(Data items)
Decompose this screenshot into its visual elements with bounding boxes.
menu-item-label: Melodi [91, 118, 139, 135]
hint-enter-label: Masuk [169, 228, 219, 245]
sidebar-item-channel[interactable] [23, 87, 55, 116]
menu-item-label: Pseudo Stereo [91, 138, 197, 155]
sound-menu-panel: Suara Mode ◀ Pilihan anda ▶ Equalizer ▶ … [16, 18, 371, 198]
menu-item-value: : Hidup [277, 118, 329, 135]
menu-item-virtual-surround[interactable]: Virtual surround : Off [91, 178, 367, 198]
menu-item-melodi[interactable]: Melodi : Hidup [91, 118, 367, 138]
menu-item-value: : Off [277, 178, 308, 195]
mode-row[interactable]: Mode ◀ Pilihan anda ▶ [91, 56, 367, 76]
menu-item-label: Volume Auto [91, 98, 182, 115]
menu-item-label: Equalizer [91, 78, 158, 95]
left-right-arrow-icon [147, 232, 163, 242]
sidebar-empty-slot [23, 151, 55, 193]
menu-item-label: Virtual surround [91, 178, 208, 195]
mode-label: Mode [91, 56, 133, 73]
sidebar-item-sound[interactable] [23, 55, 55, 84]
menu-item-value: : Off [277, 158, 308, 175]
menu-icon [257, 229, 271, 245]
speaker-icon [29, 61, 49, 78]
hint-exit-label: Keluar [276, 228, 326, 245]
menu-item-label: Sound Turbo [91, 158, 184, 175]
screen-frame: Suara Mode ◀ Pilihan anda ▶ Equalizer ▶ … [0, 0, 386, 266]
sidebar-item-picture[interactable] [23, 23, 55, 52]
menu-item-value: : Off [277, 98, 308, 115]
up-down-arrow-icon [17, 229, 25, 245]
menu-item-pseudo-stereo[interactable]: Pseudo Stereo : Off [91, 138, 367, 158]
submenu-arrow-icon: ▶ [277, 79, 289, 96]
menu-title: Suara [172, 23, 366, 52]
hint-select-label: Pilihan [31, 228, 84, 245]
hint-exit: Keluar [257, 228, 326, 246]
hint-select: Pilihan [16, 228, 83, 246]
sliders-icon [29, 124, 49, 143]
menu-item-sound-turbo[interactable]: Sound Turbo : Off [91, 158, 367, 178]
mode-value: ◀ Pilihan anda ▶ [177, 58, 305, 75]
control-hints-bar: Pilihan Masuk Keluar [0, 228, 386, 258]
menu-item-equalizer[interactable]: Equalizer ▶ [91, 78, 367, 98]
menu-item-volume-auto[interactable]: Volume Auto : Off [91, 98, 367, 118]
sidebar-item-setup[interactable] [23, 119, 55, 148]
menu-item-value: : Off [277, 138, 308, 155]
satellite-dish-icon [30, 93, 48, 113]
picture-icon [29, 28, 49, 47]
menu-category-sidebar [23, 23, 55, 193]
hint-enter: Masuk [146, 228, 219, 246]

What is required: Swap "Keluar" for "Exit" throughout the items above, and give every line again with nothing else changed.

Full solution:
Decompose this screenshot into its visual elements with bounding boxes.
menu-item-label: Melodi [91, 118, 139, 135]
hint-enter-label: Masuk [169, 228, 219, 245]
sidebar-item-channel[interactable] [23, 87, 55, 116]
menu-item-label: Pseudo Stereo [91, 138, 197, 155]
sound-menu-panel: Suara Mode ◀ Pilihan anda ▶ Equalizer ▶ … [16, 18, 371, 198]
menu-item-value: : Hidup [277, 118, 329, 135]
menu-item-virtual-surround[interactable]: Virtual surround : Off [91, 178, 367, 198]
menu-item-melodi[interactable]: Melodi : Hidup [91, 118, 367, 138]
menu-item-value: : Off [277, 178, 308, 195]
mode-row[interactable]: Mode ◀ Pilihan anda ▶ [91, 56, 367, 76]
menu-item-label: Volume Auto [91, 98, 182, 115]
menu-item-label: Equalizer [91, 78, 158, 95]
left-right-arrow-icon [147, 232, 163, 242]
sidebar-empty-slot [23, 151, 55, 193]
menu-item-label: Virtual surround [91, 178, 208, 195]
mode-label: Mode [91, 56, 133, 73]
sidebar-item-sound[interactable] [23, 55, 55, 84]
menu-item-value: : Off [277, 158, 308, 175]
menu-icon [257, 229, 271, 245]
speaker-icon [29, 61, 49, 78]
hint-exit-label: Exit [276, 228, 326, 245]
menu-item-label: Sound Turbo [91, 158, 184, 175]
screen-frame: Suara Mode ◀ Pilihan anda ▶ Equalizer ▶ … [0, 0, 386, 266]
sidebar-item-picture[interactable] [23, 23, 55, 52]
menu-item-value: : Off [277, 98, 308, 115]
up-down-arrow-icon [17, 229, 25, 245]
menu-item-pseudo-stereo[interactable]: Pseudo Stereo : Off [91, 138, 367, 158]
submenu-arrow-icon: ▶ [277, 79, 289, 96]
menu-title: Suara [172, 23, 366, 52]
hint-select-label: Pilihan [31, 228, 84, 245]
hint-exit: Exit [257, 228, 326, 246]
hint-select: Pilihan [16, 228, 83, 246]
sliders-icon [29, 124, 49, 143]
menu-item-sound-turbo[interactable]: Sound Turbo : Off [91, 158, 367, 178]
mode-value: ◀ Pilihan anda ▶ [177, 58, 305, 75]
control-hints-bar: Pilihan Masuk Exit [0, 228, 386, 258]
menu-item-equalizer[interactable]: Equalizer ▶ [91, 78, 367, 98]
menu-item-volume-auto[interactable]: Volume Auto : Off [91, 98, 367, 118]
sidebar-item-setup[interactable] [23, 119, 55, 148]
menu-item-value: : Off [277, 138, 308, 155]
satellite-dish-icon [30, 93, 48, 113]
picture-icon [29, 28, 49, 47]
menu-category-sidebar [23, 23, 55, 193]
hint-enter: Masuk [146, 228, 219, 246]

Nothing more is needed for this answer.